Copy out the whole listing exactly as written, leaving the pictures behind.
* START Records provided *
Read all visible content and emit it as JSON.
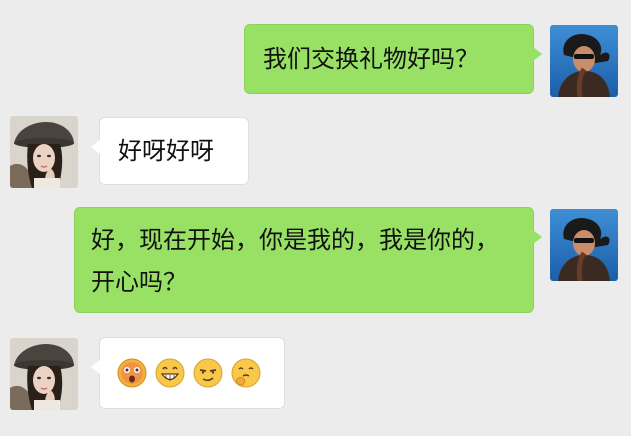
{
  "messages": [
    {
      "side": "right",
      "text": "我们交换礼物好吗？"
    },
    {
      "side": "left",
      "text": "好呀好呀"
    },
    {
      "side": "right",
      "text": "好，现在开始，你是我的，我是你的，开心吗？"
    },
    {
      "side": "left",
      "emojis": [
        "dizzy-face-emoji",
        "grin-emoji",
        "smirk-emoji",
        "thinking-emoji"
      ]
    }
  ],
  "colors": {
    "background": "#ececec",
    "mine_bubble": "#98e165",
    "theirs_bubble": "#ffffff"
  }
}
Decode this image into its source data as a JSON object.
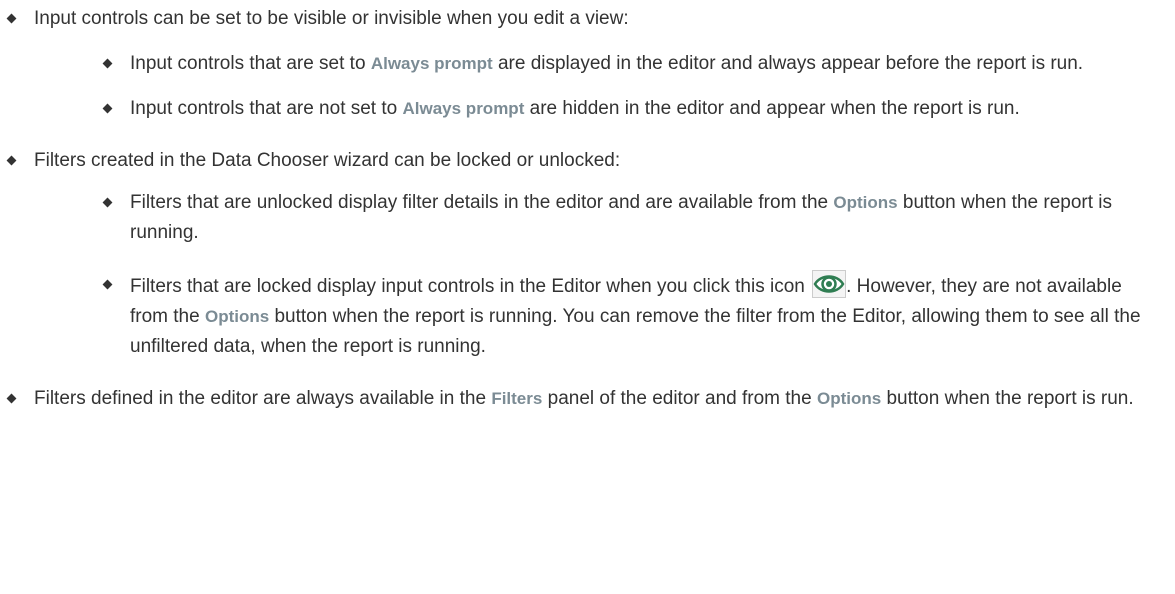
{
  "items": [
    {
      "text": "Input controls can be set to be visible or invisible when you edit a view:",
      "sub": [
        {
          "pre": "Input controls that are set to ",
          "ui": "Always prompt",
          "post": " are displayed in the editor and always appear before the report is run."
        },
        {
          "pre": "Input controls that are not set to ",
          "ui": "Always prompt",
          "post": " are hidden in the editor and appear when the report is run."
        }
      ]
    },
    {
      "text": "Filters created in the Data Chooser wizard can be locked or unlocked:",
      "sub": [
        {
          "pre": "Filters that are unlocked display filter details in the editor and are available from the ",
          "ui": "Options",
          "post": " button when the report is running."
        },
        {
          "pre": "Filters that are locked display input controls in the Editor when you click this icon",
          "icon": "eye-icon",
          "mid": ". However, they are not available from the ",
          "ui": "Options",
          "post": " button when the report is running. You can remove the filter from the Editor, allowing them to see all the unfiltered data, when the report is running."
        }
      ]
    },
    {
      "pre": "Filters defined in the editor are always available in the ",
      "ui1": "Filters",
      "mid": " panel of the editor and from the ",
      "ui2": "Options",
      "post": " button when the report is run."
    }
  ],
  "colors": {
    "text": "#333333",
    "ui_term": "#7b8b94",
    "icon_ring": "#3a8a5c"
  }
}
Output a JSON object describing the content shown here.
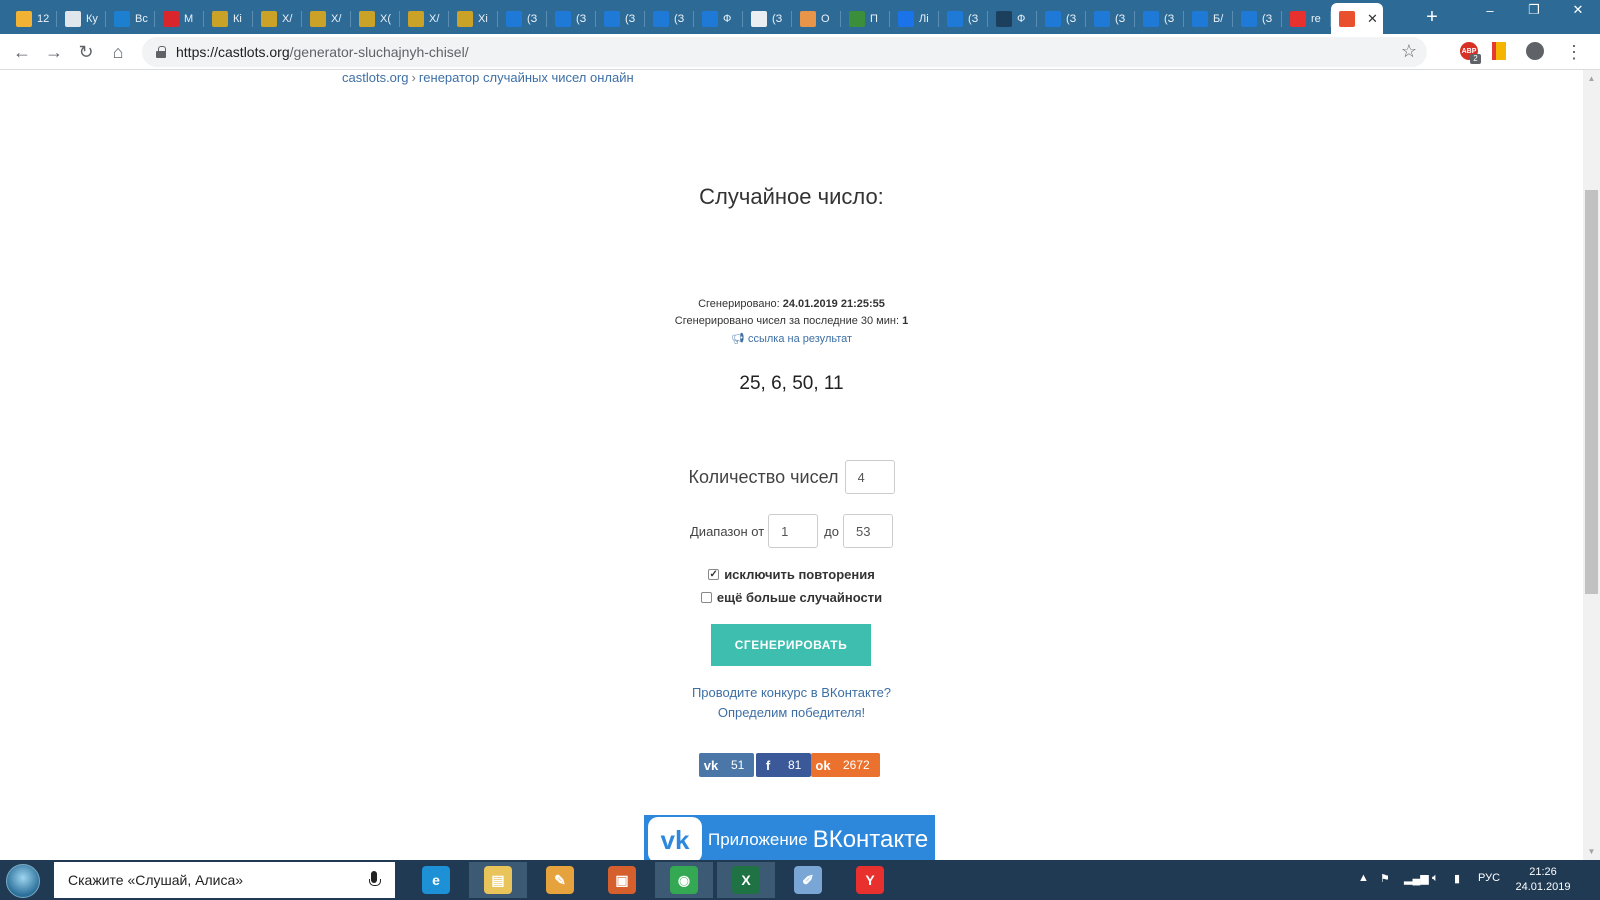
{
  "browser": {
    "tabs": [
      {
        "title": "12",
        "icon": "mail-icon",
        "color": "#f2b233"
      },
      {
        "title": "Ку",
        "icon": "document-icon",
        "color": "#dfe6ec"
      },
      {
        "title": "Вс",
        "icon": "monitor-icon",
        "color": "#1c7fd0"
      },
      {
        "title": "М",
        "icon": "m-logo-icon",
        "color": "#d9262c"
      },
      {
        "title": "Кі",
        "icon": "battery-icon",
        "color": "#c9a227"
      },
      {
        "title": "Х/",
        "icon": "battery-icon",
        "color": "#c9a227"
      },
      {
        "title": "Х/",
        "icon": "battery-icon",
        "color": "#c9a227"
      },
      {
        "title": "Х(",
        "icon": "battery-icon",
        "color": "#c9a227"
      },
      {
        "title": "Х/",
        "icon": "battery-icon",
        "color": "#c9a227"
      },
      {
        "title": "Хі",
        "icon": "battery-icon",
        "color": "#c9a227"
      },
      {
        "title": "(З",
        "icon": "blue-square-icon",
        "color": "#1e7ad6"
      },
      {
        "title": "(З",
        "icon": "blue-square-icon",
        "color": "#1e7ad6"
      },
      {
        "title": "(З",
        "icon": "blue-square-icon",
        "color": "#1e7ad6"
      },
      {
        "title": "(З",
        "icon": "blue-square-icon",
        "color": "#1e7ad6"
      },
      {
        "title": "Ф",
        "icon": "blue-square-icon",
        "color": "#1e7ad6"
      },
      {
        "title": "(З",
        "icon": "bird-icon",
        "color": "#e9eef2"
      },
      {
        "title": "О",
        "icon": "orange-square-icon",
        "color": "#e8954a"
      },
      {
        "title": "П",
        "icon": "triangle-icon",
        "color": "#3b8f3b"
      },
      {
        "title": "Лі",
        "icon": "c-logo-icon",
        "color": "#1a73e8"
      },
      {
        "title": "(З",
        "icon": "blue-square-icon",
        "color": "#1e7ad6"
      },
      {
        "title": "Ф",
        "icon": "mountain-icon",
        "color": "#1d3f5e"
      },
      {
        "title": "(З",
        "icon": "blue-square-icon",
        "color": "#1e7ad6"
      },
      {
        "title": "(З",
        "icon": "blue-square-icon",
        "color": "#1e7ad6"
      },
      {
        "title": "(З",
        "icon": "blue-square-icon",
        "color": "#1e7ad6"
      },
      {
        "title": "Б/",
        "icon": "blue-square-icon",
        "color": "#1e7ad6"
      },
      {
        "title": "(З",
        "icon": "blue-square-icon",
        "color": "#1e7ad6"
      },
      {
        "title": "re",
        "icon": "yandex-icon",
        "color": "#e8302e"
      },
      {
        "title": "",
        "icon": "castlots-icon",
        "color": "#e8502e",
        "active": true
      }
    ],
    "url_host": "https://castlots.org",
    "url_path": "/generator-sluchajnyh-chisel/",
    "ext_badge": "2"
  },
  "page": {
    "breadcrumb_home": "castlots.org",
    "breadcrumb_sep": "›",
    "breadcrumb_current": "генератор случайных чисел онлайн",
    "title": "Случайное число:",
    "generated_label": "Сгенерировано: ",
    "generated_value": "24.01.2019 21:25:55",
    "count30_label": "Сгенерировано чисел за последние 30 мин: ",
    "count30_value": "1",
    "result_link": "ссылка на результат",
    "result": "25, 6, 50, 11",
    "count_label": "Количество чисел",
    "count_value": "4",
    "range_from_label": "Диапазон от",
    "range_from_value": "1",
    "range_to_label": "до",
    "range_to_value": "53",
    "no_repeat_label": "исключить повторения",
    "no_repeat_checked": true,
    "more_random_label": "ещё больше случайности",
    "more_random_checked": false,
    "generate_button": "СГЕНЕРИРОВАТЬ",
    "vk_contest_line1": "Проводите конкурс в ВКонтакте?",
    "vk_contest_line2": "Определим победителя!",
    "share": [
      {
        "name": "vk",
        "glyph": "vk",
        "count": "51",
        "color": "#4a76a8"
      },
      {
        "name": "facebook",
        "glyph": "f",
        "count": "81",
        "color": "#3b5998"
      },
      {
        "name": "odnoklassniki",
        "glyph": "ok",
        "count": "2672",
        "color": "#eb722e"
      }
    ],
    "vk_app_banner_1": "Приложение",
    "vk_app_banner_2": "ВКонтакте"
  },
  "taskbar": {
    "search_text": "Скажите «Слушай, Алиса»",
    "apps": [
      {
        "name": "internet-explorer",
        "glyph": "e",
        "color": "#1e90d6",
        "open": false
      },
      {
        "name": "file-explorer",
        "glyph": "▤",
        "color": "#e8c45a",
        "open": true
      },
      {
        "name": "ruler-app",
        "glyph": "✎",
        "color": "#e6a23c",
        "open": false
      },
      {
        "name": "powerpoint-app",
        "glyph": "▣",
        "color": "#d5602e",
        "open": false
      },
      {
        "name": "chrome",
        "glyph": "◉",
        "color": "#34a853",
        "open": true
      },
      {
        "name": "excel",
        "glyph": "X",
        "color": "#1f7244",
        "open": true
      },
      {
        "name": "paint",
        "glyph": "✐",
        "color": "#7aa6d6",
        "open": false
      },
      {
        "name": "yandex-browser",
        "glyph": "Y",
        "color": "#e8302e",
        "open": false
      }
    ],
    "lang": "РУС",
    "time": "21:26",
    "date": "24.01.2019"
  },
  "colors": {
    "accent_button": "#3dbeae",
    "link": "#3d6fa5",
    "tabstrip": "#2e6a96",
    "taskbar": "#1f3a52"
  }
}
* END Records provided *
• _Task output_:
Read all visible content and emit it as JSON.
{
  "messages": [
    {
      "side": "right",
      "text": "我们交换礼物好吗？"
    },
    {
      "side": "left",
      "text": "好呀好呀"
    },
    {
      "side": "right",
      "text": "好，现在开始，你是我的，我是你的，开心吗？"
    },
    {
      "side": "left",
      "emojis": [
        "dizzy-face-emoji",
        "grin-emoji",
        "smirk-emoji",
        "thinking-emoji"
      ]
    }
  ],
  "colors": {
    "background": "#ececec",
    "mine_bubble": "#98e165",
    "theirs_bubble": "#ffffff"
  }
}
Decode this image into its source data as a JSON object.
{
  "items": [
    {
      "text": "Input controls can be set to be visible or invisible when you edit a view:",
      "sub": [
        {
          "pre": "Input controls that are set to ",
          "ui": "Always prompt",
          "post": " are displayed in the editor and always appear before the report is run."
        },
        {
          "pre": "Input controls that are not set to ",
          "ui": "Always prompt",
          "post": " are hidden in the editor and appear when the report is run."
        }
      ]
    },
    {
      "text": "Filters created in the Data Chooser wizard can be locked or unlocked:",
      "sub": [
        {
          "pre": "Filters that are unlocked display filter details in the editor and are available from the ",
          "ui": "Options",
          "post": " button when the report is running."
        },
        {
          "pre": "Filters that are locked display input controls in the Editor when you click this icon",
          "icon": "eye-icon",
          "mid": ". However, they are not available from the ",
          "ui": "Options",
          "post": " button when the report is running. You can remove the filter from the Editor, allowing them to see all the unfiltered data, when the report is running."
        }
      ]
    },
    {
      "pre": "Filters defined in the editor are always available in the ",
      "ui1": "Filters",
      "mid": " panel of the editor and from the ",
      "ui2": "Options",
      "post": " button when the report is run."
    }
  ],
  "colors": {
    "text": "#333333",
    "ui_term": "#7b8b94",
    "icon_ring": "#3a8a5c"
  }
}
Output a JSON object describing the content shown here.
{
  "browser": {
    "tabs": [
      {
        "title": "12",
        "icon": "mail-icon",
        "color": "#f2b233"
      },
      {
        "title": "Ку",
        "icon": "document-icon",
        "color": "#dfe6ec"
      },
      {
        "title": "Вс",
        "icon": "monitor-icon",
        "color": "#1c7fd0"
      },
      {
        "title": "М",
        "icon": "m-logo-icon",
        "color": "#d9262c"
      },
      {
        "title": "Кі",
        "icon": "battery-icon",
        "color": "#c9a227"
      },
      {
        "title": "Х/",
        "icon": "battery-icon",
        "color": "#c9a227"
      },
      {
        "title": "Х/",
        "icon": "battery-icon",
        "color": "#c9a227"
      },
      {
        "title": "Х(",
        "icon": "battery-icon",
        "color": "#c9a227"
      },
      {
        "title": "Х/",
        "icon": "battery-icon",
        "color": "#c9a227"
      },
      {
        "title": "Хі",
        "icon": "battery-icon",
        "color": "#c9a227"
      },
      {
        "title": "(З",
        "icon": "blue-square-icon",
        "color": "#1e7ad6"
      },
      {
        "title": "(З",
        "icon": "blue-square-icon",
        "color": "#1e7ad6"
      },
      {
        "title": "(З",
        "icon": "blue-square-icon",
        "color": "#1e7ad6"
      },
      {
        "title": "(З",
        "icon": "blue-square-icon",
        "color": "#1e7ad6"
      },
      {
        "title": "Ф",
        "icon": "blue-square-icon",
        "color": "#1e7ad6"
      },
      {
        "title": "(З",
        "icon": "bird-icon",
        "color": "#e9eef2"
      },
      {
        "title": "О",
        "icon": "orange-square-icon",
        "color": "#e8954a"
      },
      {
        "title": "П",
        "icon": "triangle-icon",
        "color": "#3b8f3b"
      },
      {
        "title": "Лі",
        "icon": "c-logo-icon",
        "color": "#1a73e8"
      },
      {
        "title": "(З",
        "icon": "blue-square-icon",
        "color": "#1e7ad6"
      },
      {
        "title": "Ф",
        "icon": "mountain-icon",
        "color": "#1d3f5e"
      },
      {
        "title": "(З",
        "icon": "blue-square-icon",
        "color": "#1e7ad6"
      },
      {
        "title": "(З",
        "icon": "blue-square-icon",
        "color": "#1e7ad6"
      },
      {
        "title": "(З",
        "icon": "blue-square-icon",
        "color": "#1e7ad6"
      },
      {
        "title": "Б/",
        "icon": "blue-square-icon",
        "color": "#1e7ad6"
      },
      {
        "title": "(З",
        "icon": "blue-square-icon",
        "color": "#1e7ad6"
      },
      {
        "title": "re",
        "icon": "yandex-icon",
        "color": "#e8302e"
      },
      {
        "title": "",
        "icon": "castlots-icon",
        "color": "#e8502e",
        "active": true
      }
    ],
    "url_host": "https://castlots.org",
    "url_path": "/generator-sluchajnyh-chisel/",
    "ext_badge": "2"
  },
  "page": {
    "breadcrumb_home": "castlots.org",
    "breadcrumb_sep": "›",
    "breadcrumb_current": "генератор случайных чисел онлайн",
    "title": "Случайное число:",
    "generated_label": "Сгенерировано: ",
    "generated_value": "24.01.2019 21:25:55",
    "count30_label": "Сгенерировано чисел за последние 30 мин: ",
    "count30_value": "1",
    "result_link": "ссылка на результат",
    "result": "25, 6, 50, 11",
    "count_label": "Количество чисел",
    "count_value": "4",
    "range_from_label": "Диапазон от",
    "range_from_value": "1",
    "range_to_label": "до",
    "range_to_value": "53",
    "no_repeat_label": "исключить повторения",
    "no_repeat_checked": true,
    "more_random_label": "ещё больше случайности",
    "more_random_checked": false,
    "generate_button": "СГЕНЕРИРОВАТЬ",
    "vk_contest_line1": "Проводите конкурс в ВКонтакте?",
    "vk_contest_line2": "Определим победителя!",
    "share": [
      {
        "name": "vk",
        "glyph": "vk",
        "count": "51",
        "color": "#4a76a8"
      },
      {
        "name": "facebook",
        "glyph": "f",
        "count": "81",
        "color": "#3b5998"
      },
      {
        "name": "odnoklassniki",
        "glyph": "ok",
        "count": "2672",
        "color": "#eb722e"
      }
    ],
    "vk_app_banner_1": "Приложение",
    "vk_app_banner_2": "ВКонтакте"
  },
  "taskbar": {
    "search_text": "Скажите «Слушай, Алиса»",
    "apps": [
      {
        "name": "internet-explorer",
        "glyph": "e",
        "color": "#1e90d6",
        "open": false
      },
      {
        "name": "file-explorer",
        "glyph": "▤",
        "color": "#e8c45a",
        "open": true
      },
      {
        "name": "ruler-app",
        "glyph": "✎",
        "color": "#e6a23c",
        "open": false
      },
      {
        "name": "powerpoint-app",
        "glyph": "▣",
        "color": "#d5602e",
        "open": false
      },
      {
        "name": "chrome",
        "glyph": "◉",
        "color": "#34a853",
        "open": true
      },
      {
        "name": "excel",
        "glyph": "X",
        "color": "#1f7244",
        "open": true
      },
      {
        "name": "paint",
        "glyph": "✐",
        "color": "#7aa6d6",
        "open": false
      },
      {
        "name": "yandex-browser",
        "glyph": "Y",
        "color": "#e8302e",
        "open": false
      }
    ],
    "lang": "РУС",
    "time": "21:26",
    "date": "24.01.2019"
  },
  "colors": {
    "accent_button": "#3dbeae",
    "link": "#3d6fa5",
    "tabstrip": "#2e6a96",
    "taskbar": "#1f3a52"
  }
}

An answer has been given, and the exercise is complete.